» What is asked:
a - In the mango ice cream recipe below, how long should the mixture simmer?
b - List every ingredient named in the mango ice cream recipe below, with its amount where one is given.
c - Shorten the step of the mango ice cream recipe below that begins "Remove from the heat" while keeping its main facts.

» Document text:
(begin)

How to make this recipe
(1)Combine 3 mangoes (diced), ⅔ cup sugar, 1 cup water, and 2 cups heavy cream in a saucepan.
(2)Use an immersion blender to blend everything until smooth, or leave some mango chunks as desired. Alternatively, you can mash the mangoes and whisk all the ingredients together in the saucepan.
(3)Add ⅓ cup tapioca starch and mix until completely dissolved. Turn on the heat at this point and set it to medium.
(4)Simmer the mixture for 10-12 minutes, stirring constantly. It should slightly thicken and coat the back of a spoon.
(5)Remove from the heat and let it cool for about 15 minutes. Transfer the mixture to a container and refrigerate for at least 4 hours or until completely chilled. Chilling the ice cream mixture before churning allows the flavors to develop and ensures even freezing for a smooth and creamy texture. It is an important step you shouldn't skip.
(6)Once chilled, churn the mixture in an ice cream maker according to the manufacturer's instructions until it reaches a soft-serve consistency. Gradually add the cheese toward the end.

(end)

» Data lines:

(begin)

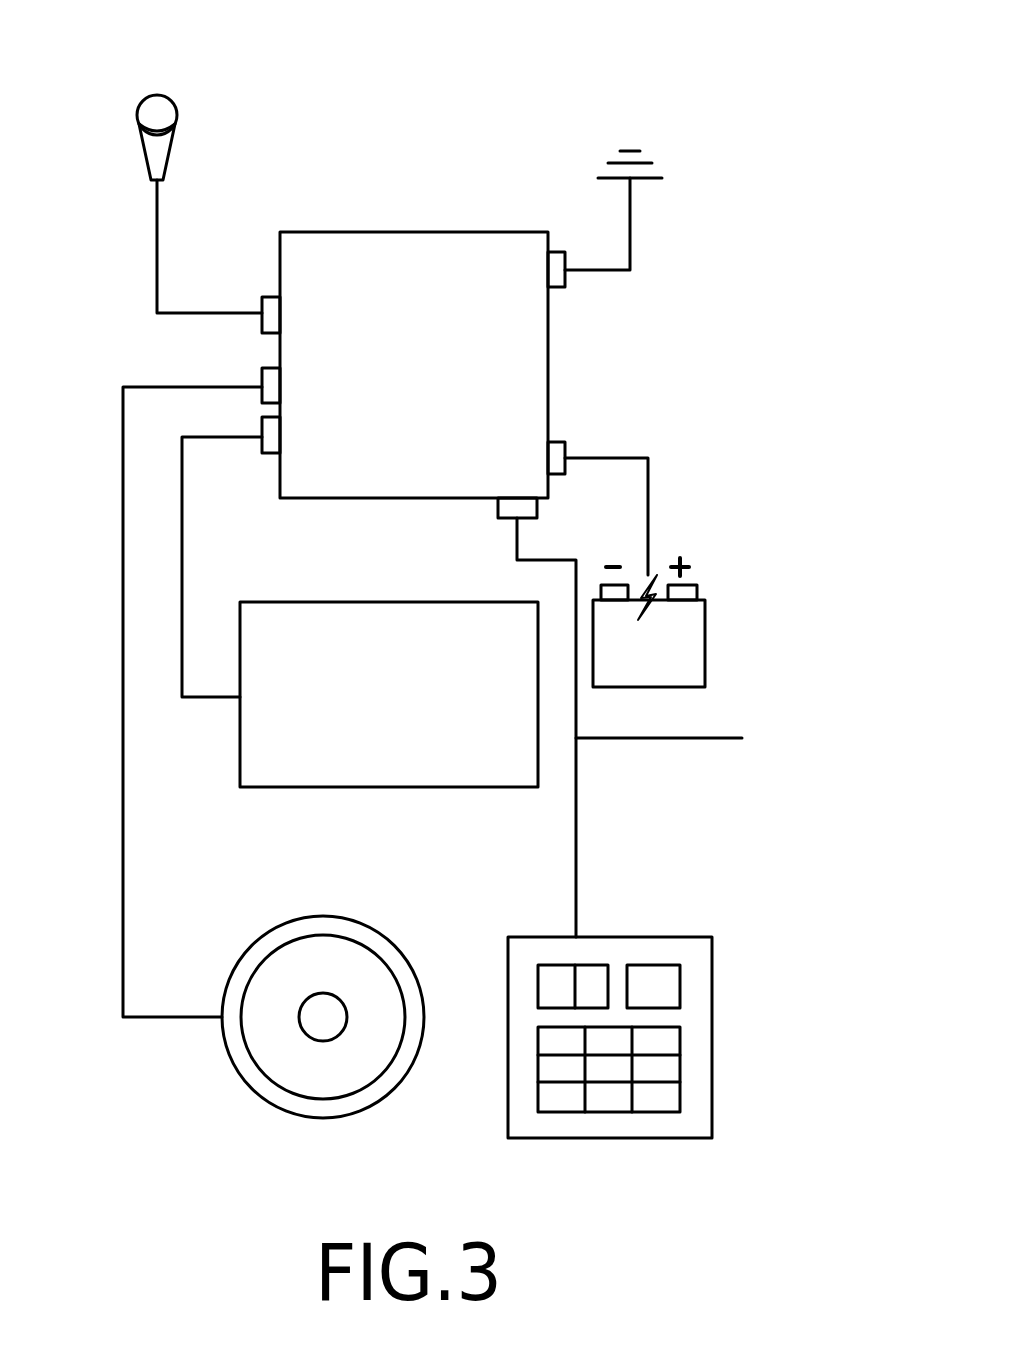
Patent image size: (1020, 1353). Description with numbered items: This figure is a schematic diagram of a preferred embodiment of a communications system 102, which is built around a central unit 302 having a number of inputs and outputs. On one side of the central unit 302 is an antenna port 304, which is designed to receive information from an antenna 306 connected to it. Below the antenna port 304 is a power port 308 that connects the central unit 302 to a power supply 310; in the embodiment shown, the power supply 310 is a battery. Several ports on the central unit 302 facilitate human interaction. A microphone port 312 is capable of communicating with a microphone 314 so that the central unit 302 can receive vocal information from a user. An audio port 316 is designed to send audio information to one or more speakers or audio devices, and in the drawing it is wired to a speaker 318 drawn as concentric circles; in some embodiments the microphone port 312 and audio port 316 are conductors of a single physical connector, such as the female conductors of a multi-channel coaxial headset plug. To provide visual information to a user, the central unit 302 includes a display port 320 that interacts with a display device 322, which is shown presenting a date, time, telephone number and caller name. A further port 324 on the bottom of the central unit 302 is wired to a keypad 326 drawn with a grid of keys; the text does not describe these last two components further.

(end)

» Solutions to the tasks:
a - It should simmer for 10-12 minutes, with constant stirring.

b -
- 3 mangoes (diced)
- ⅔ cup sugar
- 1 cup water
- 2 cups heavy cream
- ⅓ cup tapioca starch
- cheese (no amount given)

c - Take the mixture off the heat and let it cool for about 15 minutes. Then refrigerate it in a container for at least 4 hours, until fully chilled. Don't skip this step: chilling before churning develops the flavors and ensures even freezing for a smooth, creamy texture.